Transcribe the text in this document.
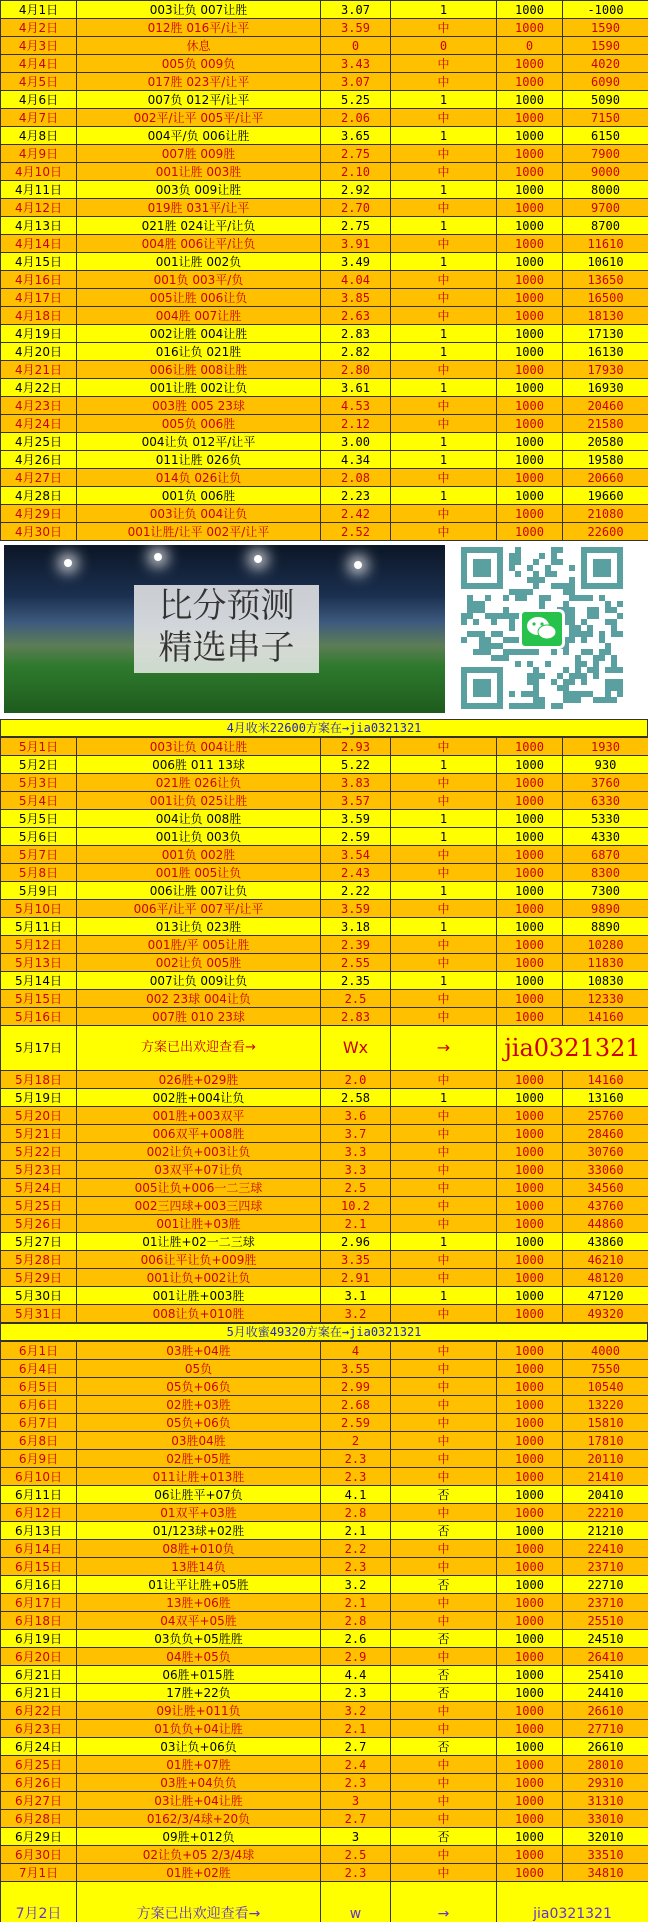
4月1日	003让负 007让胜	3.07	1	1000	-1000
4月2日	012胜 016平/让平	3.59	中	1000	1590
4月3日	休息	0	0	0	1590
4月4日	005负 009负	3.43	中	1000	4020
4月5日	017胜 023平/让平	3.07	中	1000	6090
4月6日	007负 012平/让平	5.25	1	1000	5090
4月7日	002平/让平 005平/让平	2.06	中	1000	7150
4月8日	004平/负 006让胜	3.65	1	1000	6150
4月9日	007胜 009胜	2.75	中	1000	7900
4月10日	001让胜 003胜	2.10	中	1000	9000
4月11日	003负 009让胜	2.92	1	1000	8000
4月12日	019胜 031平/让平	2.70	中	1000	9700
4月13日	021胜 024让平/让负	2.75	1	1000	8700
4月14日	004胜 006让平/让负	3.91	中	1000	11610
4月15日	001让胜 002负	3.49	1	1000	10610
4月16日	001负 003平/负	4.04	中	1000	13650
4月17日	005让胜 006让负	3.85	中	1000	16500
4月18日	004胜 007让胜	2.63	中	1000	18130
4月19日	002让胜 004让胜	2.83	1	1000	17130
4月20日	016让负 021胜	2.82	1	1000	16130
4月21日	006让胜 008让胜	2.80	中	1000	17930
4月22日	001让胜 002让负	3.61	1	1000	16930
4月23日	003胜 005 23球	4.53	中	1000	20460
4月24日	005负 006胜	2.12	中	1000	21580
4月25日	004让负 012平/让平	3.00	1	1000	20580
4月26日	011让胜 026负	4.34	1	1000	19580
4月27日	014负 026让负	2.08	中	1000	20660
4月28日	001负 006胜	2.23	1	1000	19660
4月29日	003让负 004让负	2.42	中	1000	21080
4月30日	001让胜/让平 002平/让平	2.52	中	1000	22600
比分预测
精选串子
4月收米22600方案在→jia0321321
5月1日	003让负 004让胜	2.93	中	1000	1930
5月2日	006胜 011 13球	5.22	1	1000	930
5月3日	021胜 026让负	3.83	中	1000	3760
5月4日	001让负 025让胜	3.57	中	1000	6330
5月5日	004让负 008胜	3.59	1	1000	5330
5月6日	001让负 003负	2.59	1	1000	4330
5月7日	001负 002胜	3.54	中	1000	6870
5月8日	001胜 005让负	2.43	中	1000	8300
5月9日	006让胜 007让负	2.22	1	1000	7300
5月10日	006平/让平 007平/让平	3.59	中	1000	9890
5月11日	013让负 023胜	3.18	1	1000	8890
5月12日	001胜/平 005让胜	2.39	中	1000	10280
5月13日	002让负 005胜	2.55	中	1000	11830
5月14日	007让负 009让负	2.35	1	1000	10830
5月15日	002 23球 004让负	2.5	中	1000	12330
5月16日	007胜 010 23球	2.83	中	1000	14160
5月17日	方案已出欢迎查看→	Wx	→	jia0321321	
5月18日	026胜+029胜	2.0	中	1000	14160
5月19日	002胜+004让负	2.58	1	1000	13160
5月20日	001胜+003双平	3.6	中	1000	25760
5月21日	006双平+008胜	3.7	中	1000	28460
5月22日	002让负+003让负	3.3	中	1000	30760
5月23日	03双平+07让负	3.3	中	1000	33060
5月24日	005让负+006一二三球	2.5	中	1000	34560
5月25日	002三四球+003三四球	10.2	中	1000	43760
5月26日	001让胜+03胜	2.1	中	1000	44860
5月27日	01让胜+02一二三球	2.96	1	1000	43860
5月28日	006让平让负+009胜	3.35	中	1000	46210
5月29日	001让负+002让负	2.91	中	1000	48120
5月30日	001让胜+003胜	3.1	1	1000	47120
5月31日	008让负+010胜	3.2	中	1000	49320
5月收蜜49320方案在→jia0321321
6月1日	03胜+04胜	4	中	1000	4000
6月4日	05负	3.55	中	1000	7550
6月5日	05负+06负	2.99	中	1000	10540
6月6日	02胜+03胜	2.68	中	1000	13220
6月7日	05负+06负	2.59	中	1000	15810
6月8日	03胜04胜	2	中	1000	17810
6月9日	02胜+05胜	2.3	中	1000	20110
6月10日	011让胜+013胜	2.3	中	1000	21410
6月11日	06让胜平+07负	4.1	否	1000	20410
6月12日	01双平+03胜	2.8	中	1000	22210
6月13日	01/123球+02胜	2.1	否	1000	21210
6月14日	08胜+010负	2.2	中	1000	22410
6月15日	13胜14负	2.3	中	1000	23710
6月16日	01让平让胜+05胜	3.2	否	1000	22710
6月17日	13胜+06胜	2.1	中	1000	23710
6月18日	04双平+05胜	2.8	中	1000	25510
6月19日	03负负+05胜胜	2.6	否	1000	24510
6月20日	04胜+05负	2.9	中	1000	26410
6月21日	06胜+015胜	4.4	否	1000	25410
6月21日	17胜+22负	2.3	否	1000	24410
6月22日	09让胜+011负	3.2	中	1000	26610
6月23日	01负负+04让胜	2.1	中	1000	27710
6月24日	03让负+06负	2.7	否	1000	26610
6月25日	01胜+07胜	2.4	中	1000	28010
6月26日	03胜+04负负	2.3	中	1000	29310
6月27日	03让胜+04让胜	3	中	1000	31310
6月28日	0162/3/4球+20负	2.7	中	1000	33010
6月29日	09胜+012负	3	否	1000	32010
6月30日	02让负+05 2/3/4球	2.5	中	1000	33510
7月1日	01胜+02胜	2.3	中	1000	34810
7月2日	方案已出欢迎查看→	w	→	jia0321321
◆ ◆ ◆ ◆
> **Task statement**
Make an exact copy of all the material, but keep the pictures out of it.

> **Task response**
Transcribe the text in this document.
4月1日	003让负 007让胜	3.07	1	1000	-1000
4月2日	012胜 016平/让平	3.59	中	1000	1590
4月3日	休息	0	0	0	1590
4月4日	005负 009负	3.43	中	1000	4020
4月5日	017胜 023平/让平	3.07	中	1000	6090
4月6日	007负 012平/让平	5.25	1	1000	5090
4月7日	002平/让平 005平/让平	2.06	中	1000	7150
4月8日	004平/负 006让胜	3.65	1	1000	6150
4月9日	007胜 009胜	2.75	中	1000	7900
4月10日	001让胜 003胜	2.10	中	1000	9000
4月11日	003负 009让胜	2.92	1	1000	8000
4月12日	019胜 031平/让平	2.70	中	1000	9700
4月13日	021胜 024让平/让负	2.75	1	1000	8700
4月14日	004胜 006让平/让负	3.91	中	1000	11610
4月15日	001让胜 002负	3.49	1	1000	10610
4月16日	001负 003平/负	4.04	中	1000	13650
4月17日	005让胜 006让负	3.85	中	1000	16500
4月18日	004胜 007让胜	2.63	中	1000	18130
4月19日	002让胜 004让胜	2.83	1	1000	17130
4月20日	016让负 021胜	2.82	1	1000	16130
4月21日	006让胜 008让胜	2.80	中	1000	17930
4月22日	001让胜 002让负	3.61	1	1000	16930
4月23日	003胜 005 23球	4.53	中	1000	20460
4月24日	005负 006胜	2.12	中	1000	21580
4月25日	004让负 012平/让平	3.00	1	1000	20580
4月26日	011让胜 026负	4.34	1	1000	19580
4月27日	014负 026让负	2.08	中	1000	20660
4月28日	001负 006胜	2.23	1	1000	19660
4月29日	003让负 004让负	2.42	中	1000	21080
4月30日	001让胜/让平 002平/让平	2.52	中	1000	22600
比分预测
精选串子
4月收米22600方案在→jia0321321
5月1日	003让负 004让胜	2.93	中	1000	1930
5月2日	006胜 011 13球	5.22	1	1000	930
5月3日	021胜 026让负	3.83	中	1000	3760
5月4日	001让负 025让胜	3.57	中	1000	6330
5月5日	004让负 008胜	3.59	1	1000	5330
5月6日	001让负 003负	2.59	1	1000	4330
5月7日	001负 002胜	3.54	中	1000	6870
5月8日	001胜 005让负	2.43	中	1000	8300
5月9日	006让胜 007让负	2.22	1	1000	7300
5月10日	006平/让平 007平/让平	3.59	中	1000	9890
5月11日	013让负 023胜	3.18	1	1000	8890
5月12日	001胜/平 005让胜	2.39	中	1000	10280
5月13日	002让负 005胜	2.55	中	1000	11830
5月14日	007让负 009让负	2.35	1	1000	10830
5月15日	002 23球 004让负	2.5	中	1000	12330
5月16日	007胜 010 23球	2.83	中	1000	14160
5月17日	方案已出欢迎查看→	Wx	→	jia0321321	
5月18日	026胜+029胜	2.0	中	1000	14160
5月19日	002胜+004让负	2.58	1	1000	13160
5月20日	001胜+003双平	3.6	中	1000	25760
5月21日	006双平+008胜	3.7	中	1000	28460
5月22日	002让负+003让负	3.3	中	1000	30760
5月23日	03双平+07让负	3.3	中	1000	33060
5月24日	005让负+006一二三球	2.5	中	1000	34560
5月25日	002三四球+003三四球	10.2	中	1000	43760
5月26日	001让胜+03胜	2.1	中	1000	44860
5月27日	01让胜+02一二三球	2.96	1	1000	43860
5月28日	006让平让负+009胜	3.35	中	1000	46210
5月29日	001让负+002让负	2.91	中	1000	48120
5月30日	001让胜+003胜	3.1	1	1000	47120
5月31日	008让负+010胜	3.2	中	1000	49320
5月收蜜49320方案在→jia0321321
6月1日	03胜+04胜	4	中	1000	4000
6月4日	05负	3.55	中	1000	7550
6月5日	05负+06负	2.99	中	1000	10540
6月6日	02胜+03胜	2.68	中	1000	13220
6月7日	05负+06负	2.59	中	1000	15810
6月8日	03胜04胜	2	中	1000	17810
6月9日	02胜+05胜	2.3	中	1000	20110
6月10日	011让胜+013胜	2.3	中	1000	21410
6月11日	06让胜平+07负	4.1	否	1000	20410
6月12日	01双平+03胜	2.8	中	1000	22210
6月13日	01/123球+02胜	2.1	否	1000	21210
6月14日	08胜+010负	2.2	中	1000	22410
6月15日	13胜14负	2.3	中	1000	23710
6月16日	01让平让胜+05胜	3.2	否	1000	22710
6月17日	13胜+06胜	2.1	中	1000	23710
6月18日	04双平+05胜	2.8	中	1000	25510
6月19日	03负负+05胜胜	2.6	否	1000	24510
6月20日	04胜+05负	2.9	中	1000	26410
6月21日	06胜+015胜	4.4	否	1000	25410
6月21日	17胜+22负	2.3	否	1000	24410
6月22日	09让胜+011负	3.2	中	1000	26610
6月23日	01负负+04让胜	2.1	中	1000	27710
6月24日	03让负+06负	2.7	否	1000	26610
6月25日	01胜+07胜	2.4	中	1000	28010
6月26日	03胜+04负负	2.3	中	1000	29310
6月27日	03让胜+04让胜	3	中	1000	31310
6月28日	0162/3/4球+20负	2.7	中	1000	33010
6月29日	09胜+012负	3	否	1000	32010
6月30日	02让负+05 2/3/4球	2.5	中	1000	33510
7月1日	01胜+02胜	2.3	中	1000	34810
7月2日	方案已出欢迎查看→	w	→	jia0321321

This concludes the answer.